▸ EXTRACTED MATERIAL
╭──

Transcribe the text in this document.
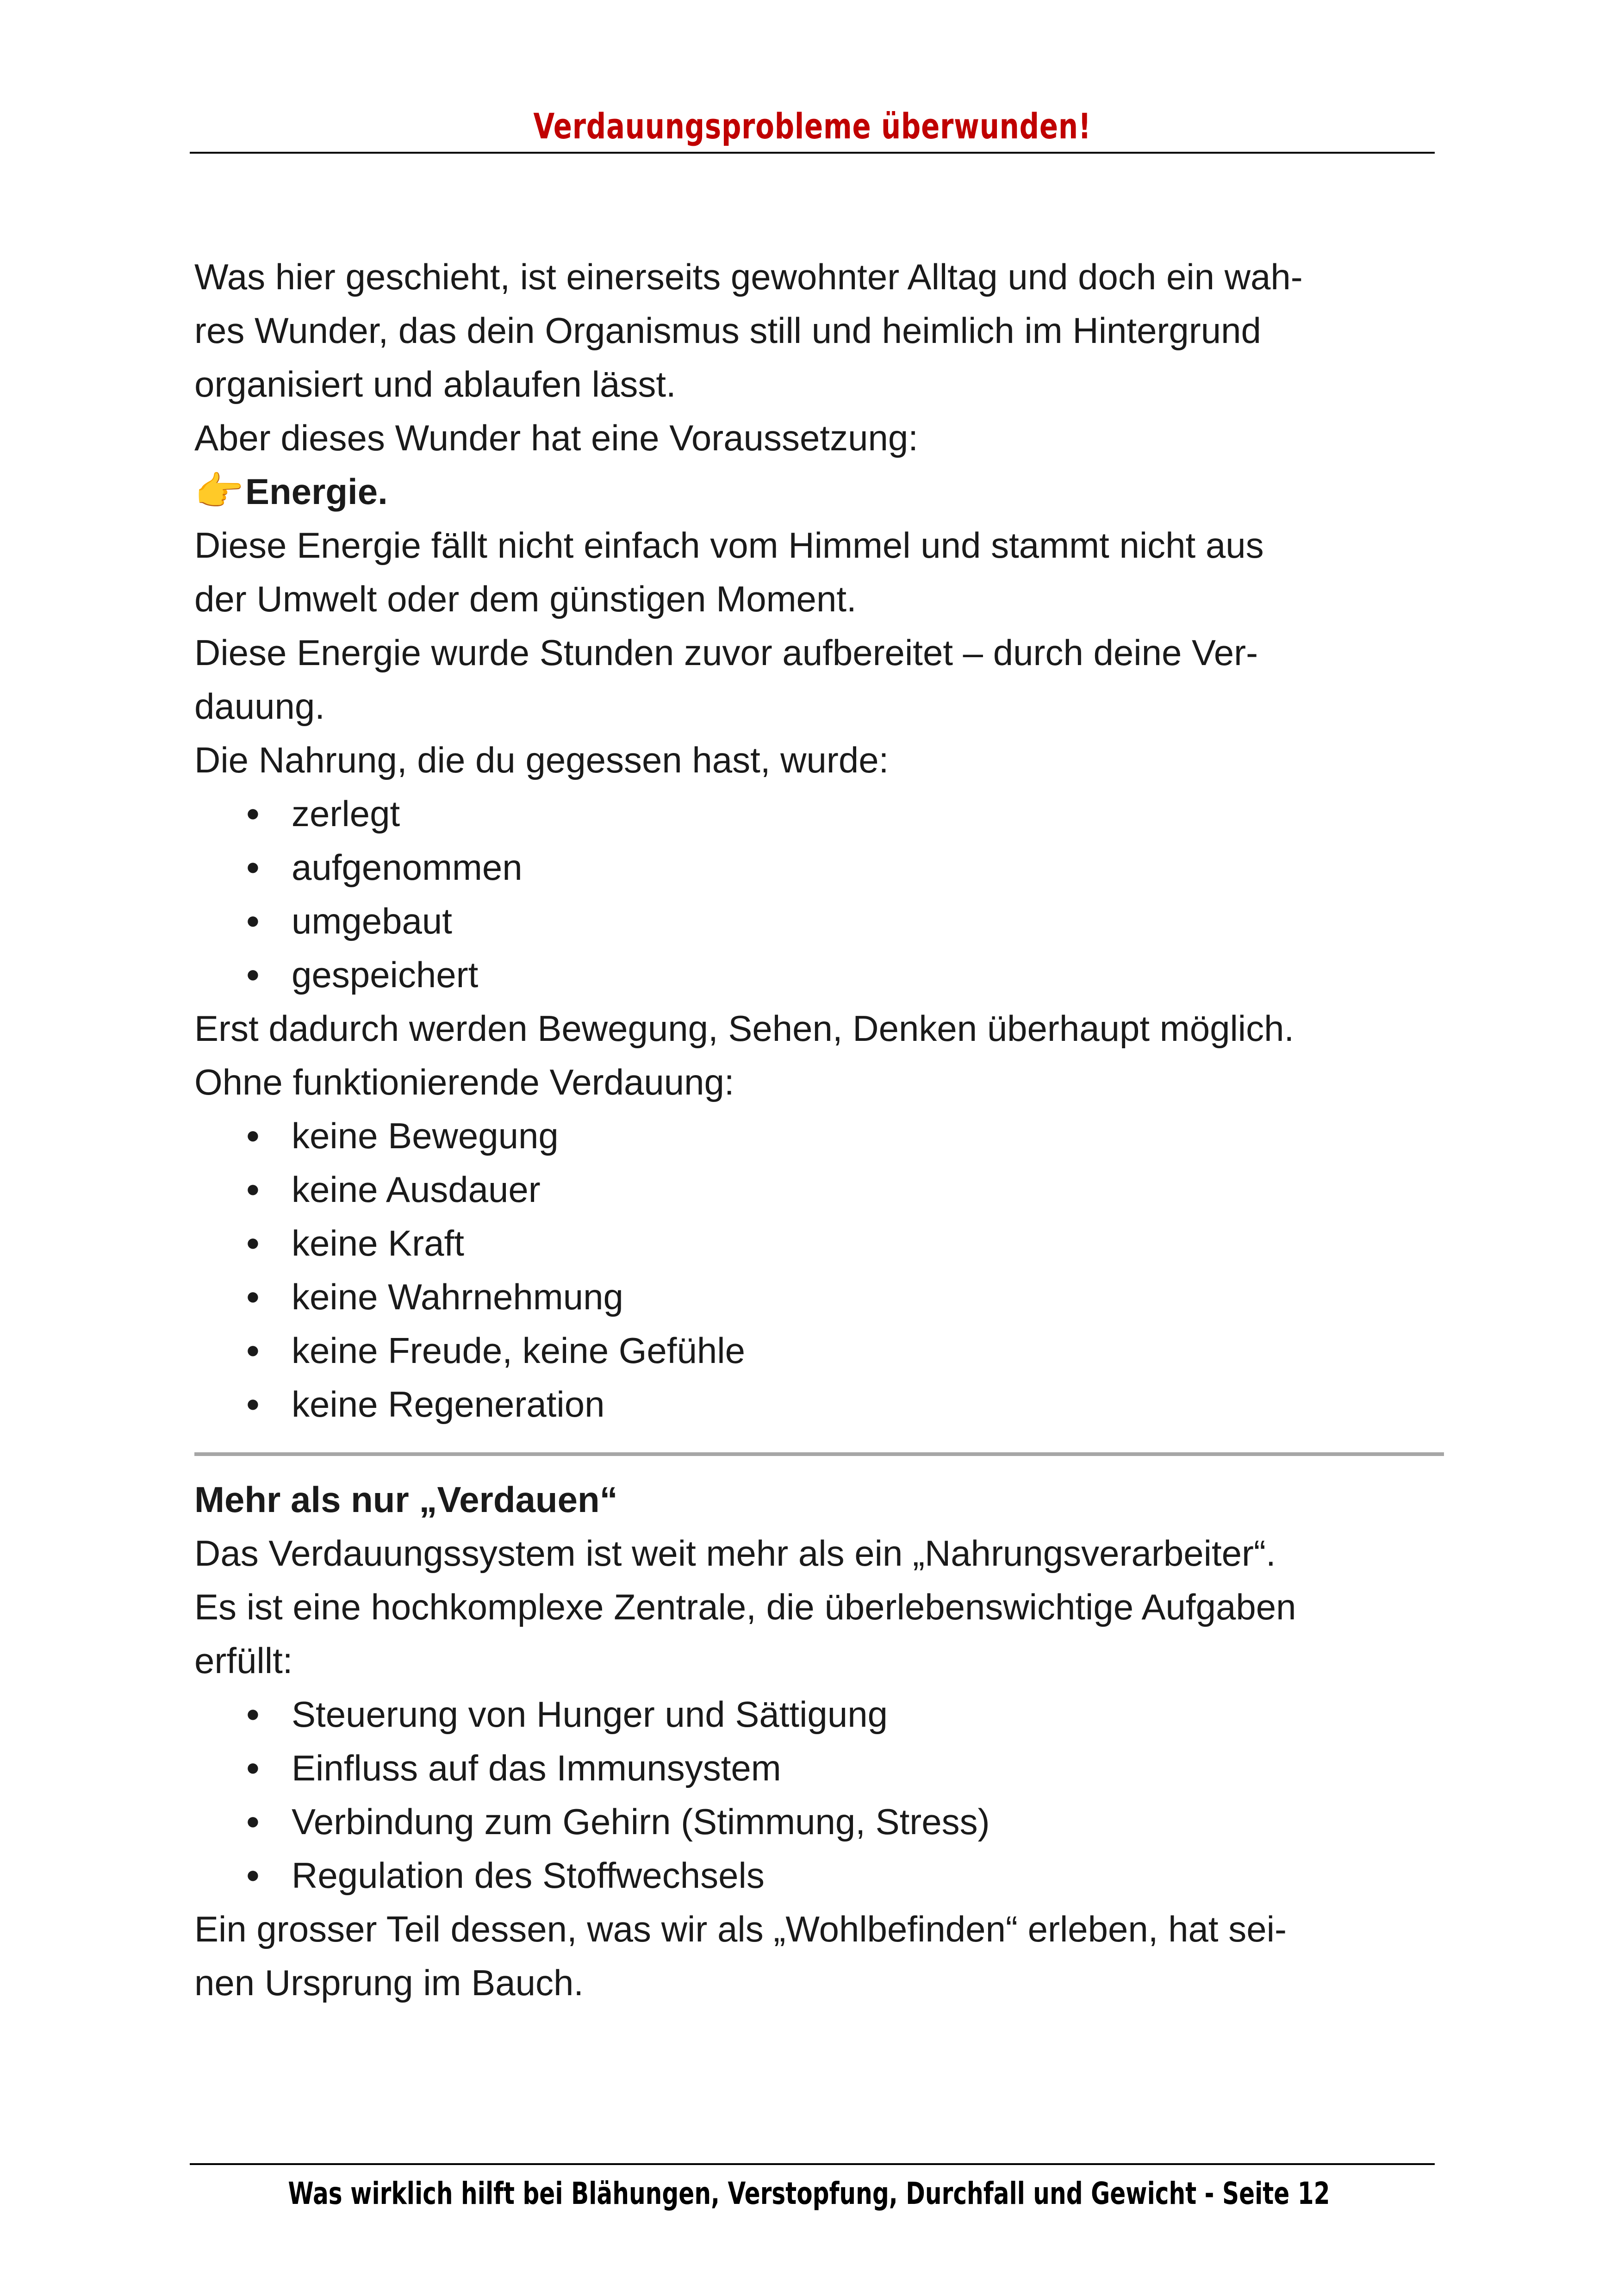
Verdauungsprobleme überwunden!

Was hier geschieht, ist einerseits gewohnter Alltag und doch ein wah-

res Wunder, das dein Organismus still und heimlich im Hintergrund

organisiert und ablaufen lässt.

Aber dieses Wunder hat eine Voraussetzung:

👉 Energie.

Diese Energie fällt nicht einfach vom Himmel und stammt nicht aus

der Umwelt oder dem günstigen Moment.

Diese Energie wurde Stunden zuvor aufbereitet – durch deine Ver-

dauung.

Die Nahrung, die du gegessen hast, wurde:

• zerlegt
• aufgenommen
• umgebaut
• gespeichert

Erst dadurch werden Bewegung, Sehen, Denken überhaupt möglich.

Ohne funktionierende Verdauung:

• keine Bewegung
• keine Ausdauer
• keine Kraft
• keine Wahrnehmung
• keine Freude, keine Gefühle
• keine Regeneration

Mehr als nur „Verdauen“

Das Verdauungssystem ist weit mehr als ein „Nahrungsverarbeiter“.

Es ist eine hochkomplexe Zentrale, die überlebenswichtige Aufgaben

erfüllt:

• Steuerung von Hunger und Sättigung
• Einfluss auf das Immunsystem
• Verbindung zum Gehirn (Stimmung, Stress)
• Regulation des Stoffwechsels

Ein grosser Teil dessen, was wir als „Wohlbefinden“ erleben, hat sei-

nen Ursprung im Bauch.

Was wirklich hilft bei Blähungen, Verstopfung, Durchfall und Gewicht - Seite 12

╰──

Please output the records above exactly, without the pictures.

Transcribe the text in this document.
Verdauungsprobleme überwunden!

Was hier geschieht, ist einerseits gewohnter Alltag und doch ein wah-

res Wunder, das dein Organismus still und heimlich im Hintergrund

organisiert und ablaufen lässt.

Aber dieses Wunder hat eine Voraussetzung:

👉 Energie.

Diese Energie fällt nicht einfach vom Himmel und stammt nicht aus

der Umwelt oder dem günstigen Moment.

Diese Energie wurde Stunden zuvor aufbereitet – durch deine Ver-

dauung.

Die Nahrung, die du gegessen hast, wurde:

• zerlegt
• aufgenommen
• umgebaut
• gespeichert

Erst dadurch werden Bewegung, Sehen, Denken überhaupt möglich.

Ohne funktionierende Verdauung:

• keine Bewegung
• keine Ausdauer
• keine Kraft
• keine Wahrnehmung
• keine Freude, keine Gefühle
• keine Regeneration

Mehr als nur „Verdauen“

Das Verdauungssystem ist weit mehr als ein „Nahrungsverarbeiter“.

Es ist eine hochkomplexe Zentrale, die überlebenswichtige Aufgaben

erfüllt:

• Steuerung von Hunger und Sättigung
• Einfluss auf das Immunsystem
• Verbindung zum Gehirn (Stimmung, Stress)
• Regulation des Stoffwechsels

Ein grosser Teil dessen, was wir als „Wohlbefinden“ erleben, hat sei-

nen Ursprung im Bauch.

Was wirklich hilft bei Blähungen, Verstopfung, Durchfall und Gewicht - Seite 12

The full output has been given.